For each line of the data below that holds "legend", copy the line.
----------
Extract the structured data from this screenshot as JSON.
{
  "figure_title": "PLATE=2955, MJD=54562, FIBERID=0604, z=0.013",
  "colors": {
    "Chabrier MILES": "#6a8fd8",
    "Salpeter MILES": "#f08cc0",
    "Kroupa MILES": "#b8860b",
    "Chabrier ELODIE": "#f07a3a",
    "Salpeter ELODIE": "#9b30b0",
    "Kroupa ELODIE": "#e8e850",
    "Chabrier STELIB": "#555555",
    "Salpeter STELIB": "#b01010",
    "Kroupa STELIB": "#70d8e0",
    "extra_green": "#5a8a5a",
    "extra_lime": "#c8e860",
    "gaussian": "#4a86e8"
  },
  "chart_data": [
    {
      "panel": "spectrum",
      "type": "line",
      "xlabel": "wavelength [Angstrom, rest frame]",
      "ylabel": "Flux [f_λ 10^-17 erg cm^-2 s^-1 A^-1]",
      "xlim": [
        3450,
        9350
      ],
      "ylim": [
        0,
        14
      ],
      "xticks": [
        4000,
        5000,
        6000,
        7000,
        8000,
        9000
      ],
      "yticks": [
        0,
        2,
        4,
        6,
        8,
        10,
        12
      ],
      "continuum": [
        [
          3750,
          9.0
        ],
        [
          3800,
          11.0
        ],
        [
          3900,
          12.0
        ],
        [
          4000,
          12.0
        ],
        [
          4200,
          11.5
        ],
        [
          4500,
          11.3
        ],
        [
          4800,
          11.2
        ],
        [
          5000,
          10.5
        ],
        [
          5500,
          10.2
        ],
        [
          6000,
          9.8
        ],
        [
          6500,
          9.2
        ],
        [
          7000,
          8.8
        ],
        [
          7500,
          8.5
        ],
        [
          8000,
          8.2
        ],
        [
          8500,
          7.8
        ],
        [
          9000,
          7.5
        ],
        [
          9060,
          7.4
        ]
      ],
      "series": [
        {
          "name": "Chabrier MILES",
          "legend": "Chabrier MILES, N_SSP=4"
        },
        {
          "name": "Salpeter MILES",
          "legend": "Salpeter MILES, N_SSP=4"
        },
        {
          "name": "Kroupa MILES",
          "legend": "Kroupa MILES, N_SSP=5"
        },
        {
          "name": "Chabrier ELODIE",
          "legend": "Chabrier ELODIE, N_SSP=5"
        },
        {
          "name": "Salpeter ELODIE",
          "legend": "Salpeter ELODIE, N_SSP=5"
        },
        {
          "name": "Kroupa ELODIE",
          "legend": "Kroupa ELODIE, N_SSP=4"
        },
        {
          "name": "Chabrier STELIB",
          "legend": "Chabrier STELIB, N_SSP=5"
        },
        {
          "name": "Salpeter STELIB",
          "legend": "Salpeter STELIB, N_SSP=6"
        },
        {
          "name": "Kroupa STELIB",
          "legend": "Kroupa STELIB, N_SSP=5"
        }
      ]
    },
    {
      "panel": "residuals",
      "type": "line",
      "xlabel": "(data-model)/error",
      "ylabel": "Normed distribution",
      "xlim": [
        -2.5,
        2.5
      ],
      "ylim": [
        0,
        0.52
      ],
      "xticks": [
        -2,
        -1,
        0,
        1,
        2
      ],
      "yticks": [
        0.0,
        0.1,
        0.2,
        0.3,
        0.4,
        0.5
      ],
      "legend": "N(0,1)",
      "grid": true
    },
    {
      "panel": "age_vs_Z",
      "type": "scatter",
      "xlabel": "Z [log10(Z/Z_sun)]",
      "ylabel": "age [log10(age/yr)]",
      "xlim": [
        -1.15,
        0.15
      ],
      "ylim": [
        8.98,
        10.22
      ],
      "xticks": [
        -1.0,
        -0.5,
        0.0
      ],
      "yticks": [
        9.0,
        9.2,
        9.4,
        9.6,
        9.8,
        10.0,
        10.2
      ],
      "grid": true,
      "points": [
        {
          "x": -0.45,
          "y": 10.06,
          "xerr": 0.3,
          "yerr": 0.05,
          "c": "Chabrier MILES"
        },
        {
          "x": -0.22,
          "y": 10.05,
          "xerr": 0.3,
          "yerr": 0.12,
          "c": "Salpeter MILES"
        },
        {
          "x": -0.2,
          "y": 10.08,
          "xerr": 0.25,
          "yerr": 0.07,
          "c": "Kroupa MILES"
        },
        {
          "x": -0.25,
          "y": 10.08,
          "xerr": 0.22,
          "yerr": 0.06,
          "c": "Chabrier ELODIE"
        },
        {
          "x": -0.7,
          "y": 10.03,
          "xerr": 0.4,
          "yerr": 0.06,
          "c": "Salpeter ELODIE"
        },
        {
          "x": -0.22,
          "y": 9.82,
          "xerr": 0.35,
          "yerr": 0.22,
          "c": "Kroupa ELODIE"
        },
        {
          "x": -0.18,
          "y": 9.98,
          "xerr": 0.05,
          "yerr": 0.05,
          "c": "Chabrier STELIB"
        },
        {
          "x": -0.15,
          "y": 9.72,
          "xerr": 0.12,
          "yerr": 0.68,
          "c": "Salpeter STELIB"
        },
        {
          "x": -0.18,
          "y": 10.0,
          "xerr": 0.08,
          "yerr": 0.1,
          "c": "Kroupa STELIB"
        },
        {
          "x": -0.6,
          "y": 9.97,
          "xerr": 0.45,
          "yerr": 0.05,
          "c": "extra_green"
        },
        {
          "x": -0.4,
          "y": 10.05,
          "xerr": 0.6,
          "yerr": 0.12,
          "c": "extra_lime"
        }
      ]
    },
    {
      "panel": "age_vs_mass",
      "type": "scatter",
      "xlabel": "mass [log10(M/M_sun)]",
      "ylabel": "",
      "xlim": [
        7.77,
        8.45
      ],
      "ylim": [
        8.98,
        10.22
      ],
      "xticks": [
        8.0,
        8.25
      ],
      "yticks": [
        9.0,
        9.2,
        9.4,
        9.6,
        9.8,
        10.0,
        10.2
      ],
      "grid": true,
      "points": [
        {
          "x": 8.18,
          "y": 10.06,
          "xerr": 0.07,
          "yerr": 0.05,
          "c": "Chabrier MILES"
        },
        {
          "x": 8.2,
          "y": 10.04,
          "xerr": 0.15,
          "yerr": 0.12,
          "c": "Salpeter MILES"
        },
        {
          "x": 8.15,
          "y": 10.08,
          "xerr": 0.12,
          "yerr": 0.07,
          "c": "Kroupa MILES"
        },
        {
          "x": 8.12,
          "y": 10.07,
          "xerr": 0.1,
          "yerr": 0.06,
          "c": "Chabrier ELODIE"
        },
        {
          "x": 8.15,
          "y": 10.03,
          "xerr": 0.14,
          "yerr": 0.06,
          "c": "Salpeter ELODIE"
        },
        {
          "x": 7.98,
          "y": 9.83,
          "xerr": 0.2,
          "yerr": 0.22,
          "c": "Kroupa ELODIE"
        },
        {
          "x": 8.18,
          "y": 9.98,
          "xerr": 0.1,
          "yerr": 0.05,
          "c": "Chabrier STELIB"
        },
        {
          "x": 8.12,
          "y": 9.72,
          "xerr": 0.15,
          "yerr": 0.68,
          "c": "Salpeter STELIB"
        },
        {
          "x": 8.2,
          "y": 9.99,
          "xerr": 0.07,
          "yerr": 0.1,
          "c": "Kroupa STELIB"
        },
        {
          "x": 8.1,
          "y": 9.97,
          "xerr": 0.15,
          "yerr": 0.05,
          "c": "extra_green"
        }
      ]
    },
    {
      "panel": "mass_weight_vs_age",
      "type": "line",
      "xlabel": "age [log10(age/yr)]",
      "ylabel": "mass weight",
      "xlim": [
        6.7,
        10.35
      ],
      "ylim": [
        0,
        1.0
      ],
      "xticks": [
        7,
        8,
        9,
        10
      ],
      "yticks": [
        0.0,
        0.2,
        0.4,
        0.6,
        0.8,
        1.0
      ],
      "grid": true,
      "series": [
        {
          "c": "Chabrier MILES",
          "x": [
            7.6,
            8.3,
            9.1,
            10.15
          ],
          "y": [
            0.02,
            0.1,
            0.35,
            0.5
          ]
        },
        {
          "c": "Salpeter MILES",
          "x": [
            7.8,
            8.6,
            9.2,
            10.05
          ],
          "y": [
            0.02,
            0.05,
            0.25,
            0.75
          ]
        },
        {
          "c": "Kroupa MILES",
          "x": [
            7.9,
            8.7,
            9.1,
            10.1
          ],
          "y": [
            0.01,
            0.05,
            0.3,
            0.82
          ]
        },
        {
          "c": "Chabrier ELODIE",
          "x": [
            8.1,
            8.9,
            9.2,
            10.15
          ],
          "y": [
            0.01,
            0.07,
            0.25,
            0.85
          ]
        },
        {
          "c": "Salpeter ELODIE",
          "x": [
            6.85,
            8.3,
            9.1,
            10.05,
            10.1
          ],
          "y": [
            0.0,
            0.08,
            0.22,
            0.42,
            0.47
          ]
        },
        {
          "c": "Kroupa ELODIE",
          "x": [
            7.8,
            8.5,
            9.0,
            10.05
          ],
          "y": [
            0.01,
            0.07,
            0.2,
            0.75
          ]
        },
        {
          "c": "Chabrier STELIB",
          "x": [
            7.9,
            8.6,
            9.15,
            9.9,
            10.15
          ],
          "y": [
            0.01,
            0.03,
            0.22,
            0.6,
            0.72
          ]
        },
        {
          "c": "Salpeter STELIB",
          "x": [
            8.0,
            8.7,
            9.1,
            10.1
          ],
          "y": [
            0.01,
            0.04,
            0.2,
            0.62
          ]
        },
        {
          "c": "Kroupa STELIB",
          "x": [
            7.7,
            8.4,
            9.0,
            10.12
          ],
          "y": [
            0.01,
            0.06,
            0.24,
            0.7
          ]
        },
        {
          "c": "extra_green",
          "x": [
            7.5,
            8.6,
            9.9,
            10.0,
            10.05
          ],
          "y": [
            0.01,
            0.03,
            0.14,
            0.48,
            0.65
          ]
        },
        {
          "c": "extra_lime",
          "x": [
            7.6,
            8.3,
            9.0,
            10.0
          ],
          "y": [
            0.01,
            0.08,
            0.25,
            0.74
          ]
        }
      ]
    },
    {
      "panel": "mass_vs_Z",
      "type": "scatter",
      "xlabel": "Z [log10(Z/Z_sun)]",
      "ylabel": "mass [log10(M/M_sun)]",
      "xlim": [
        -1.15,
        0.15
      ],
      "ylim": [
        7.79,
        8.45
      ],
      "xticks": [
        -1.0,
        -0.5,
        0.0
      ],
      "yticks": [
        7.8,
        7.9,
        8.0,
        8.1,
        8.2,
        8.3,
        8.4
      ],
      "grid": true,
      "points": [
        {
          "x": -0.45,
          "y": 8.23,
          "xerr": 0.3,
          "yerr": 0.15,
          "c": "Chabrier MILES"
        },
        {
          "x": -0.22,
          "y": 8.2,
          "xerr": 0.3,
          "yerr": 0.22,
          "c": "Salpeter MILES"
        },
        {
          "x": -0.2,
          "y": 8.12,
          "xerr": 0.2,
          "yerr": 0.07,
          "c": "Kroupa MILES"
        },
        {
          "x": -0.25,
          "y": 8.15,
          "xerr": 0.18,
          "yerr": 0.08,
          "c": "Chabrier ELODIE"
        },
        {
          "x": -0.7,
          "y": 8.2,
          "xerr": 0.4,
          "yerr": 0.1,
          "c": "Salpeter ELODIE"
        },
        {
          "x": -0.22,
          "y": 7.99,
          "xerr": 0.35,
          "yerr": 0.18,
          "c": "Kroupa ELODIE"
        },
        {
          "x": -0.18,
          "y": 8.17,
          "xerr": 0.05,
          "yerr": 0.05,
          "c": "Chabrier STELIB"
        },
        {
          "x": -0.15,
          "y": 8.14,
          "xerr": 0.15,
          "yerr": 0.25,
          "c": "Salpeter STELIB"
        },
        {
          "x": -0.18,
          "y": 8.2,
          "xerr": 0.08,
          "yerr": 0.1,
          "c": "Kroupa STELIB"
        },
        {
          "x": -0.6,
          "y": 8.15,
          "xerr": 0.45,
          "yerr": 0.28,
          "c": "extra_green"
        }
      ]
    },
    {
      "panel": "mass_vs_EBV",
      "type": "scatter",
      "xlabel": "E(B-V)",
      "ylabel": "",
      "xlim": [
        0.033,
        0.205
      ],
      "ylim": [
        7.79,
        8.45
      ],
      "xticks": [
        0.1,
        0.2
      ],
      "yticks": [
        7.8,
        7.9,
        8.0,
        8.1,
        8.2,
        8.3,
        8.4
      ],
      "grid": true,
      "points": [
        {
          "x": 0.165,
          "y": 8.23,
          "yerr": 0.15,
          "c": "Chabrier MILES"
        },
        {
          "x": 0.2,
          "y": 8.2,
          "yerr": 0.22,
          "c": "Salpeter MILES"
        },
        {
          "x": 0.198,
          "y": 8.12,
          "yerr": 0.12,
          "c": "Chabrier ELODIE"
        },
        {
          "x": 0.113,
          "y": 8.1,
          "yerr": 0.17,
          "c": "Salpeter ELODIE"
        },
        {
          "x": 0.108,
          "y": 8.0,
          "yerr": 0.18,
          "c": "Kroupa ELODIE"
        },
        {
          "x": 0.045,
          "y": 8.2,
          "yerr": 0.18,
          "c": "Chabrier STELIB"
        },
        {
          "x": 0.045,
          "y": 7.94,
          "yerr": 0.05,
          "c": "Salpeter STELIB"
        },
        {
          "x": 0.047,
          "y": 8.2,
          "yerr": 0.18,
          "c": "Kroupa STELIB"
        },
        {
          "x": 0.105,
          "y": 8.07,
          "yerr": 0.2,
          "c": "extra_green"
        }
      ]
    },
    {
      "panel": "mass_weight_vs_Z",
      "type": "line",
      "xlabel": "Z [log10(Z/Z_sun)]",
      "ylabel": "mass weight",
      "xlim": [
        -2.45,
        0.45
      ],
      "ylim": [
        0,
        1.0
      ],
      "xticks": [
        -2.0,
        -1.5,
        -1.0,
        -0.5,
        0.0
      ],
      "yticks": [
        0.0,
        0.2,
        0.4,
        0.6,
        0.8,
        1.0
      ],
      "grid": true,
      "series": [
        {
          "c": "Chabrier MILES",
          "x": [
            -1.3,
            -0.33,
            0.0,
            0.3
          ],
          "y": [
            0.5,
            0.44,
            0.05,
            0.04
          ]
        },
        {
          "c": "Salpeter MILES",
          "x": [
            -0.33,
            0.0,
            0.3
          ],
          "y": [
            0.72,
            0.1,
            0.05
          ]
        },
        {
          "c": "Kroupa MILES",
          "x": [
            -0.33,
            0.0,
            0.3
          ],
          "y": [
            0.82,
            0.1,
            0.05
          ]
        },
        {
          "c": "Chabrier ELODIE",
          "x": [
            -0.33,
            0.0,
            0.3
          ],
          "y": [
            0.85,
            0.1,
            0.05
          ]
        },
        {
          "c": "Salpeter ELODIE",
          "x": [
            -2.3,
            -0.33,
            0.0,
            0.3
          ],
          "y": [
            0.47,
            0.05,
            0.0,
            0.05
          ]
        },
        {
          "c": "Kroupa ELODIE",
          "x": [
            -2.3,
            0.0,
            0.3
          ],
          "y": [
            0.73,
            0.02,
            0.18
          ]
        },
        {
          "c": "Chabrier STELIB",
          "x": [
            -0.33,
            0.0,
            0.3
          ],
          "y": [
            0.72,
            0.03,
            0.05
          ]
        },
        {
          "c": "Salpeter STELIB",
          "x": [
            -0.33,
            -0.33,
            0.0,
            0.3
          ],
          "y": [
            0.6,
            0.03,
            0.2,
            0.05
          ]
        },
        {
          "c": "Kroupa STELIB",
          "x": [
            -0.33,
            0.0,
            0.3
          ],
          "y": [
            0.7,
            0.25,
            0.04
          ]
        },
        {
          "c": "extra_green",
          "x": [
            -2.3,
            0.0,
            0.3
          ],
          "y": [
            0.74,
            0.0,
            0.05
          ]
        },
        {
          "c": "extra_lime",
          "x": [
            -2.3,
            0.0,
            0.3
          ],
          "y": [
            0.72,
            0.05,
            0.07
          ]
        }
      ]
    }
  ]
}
----------
● SOLUTION FOR THIS EXERCISE
          "legend": "Chabrier MILES, N_SSP=4"
          "legend": "Salpeter MILES, N_SSP=4"
          "legend": "Kroupa MILES, N_SSP=5"
          "legend": "Chabrier ELODIE, N_SSP=5"
          "legend": "Salpeter ELODIE, N_SSP=5"
          "legend": "Kroupa ELODIE, N_SSP=4"
          "legend": "Chabrier STELIB, N_SSP=5"
          "legend": "Salpeter STELIB, N_SSP=6"
          "legend": "Kroupa STELIB, N_SSP=5"
      "legend": "N(0,1)",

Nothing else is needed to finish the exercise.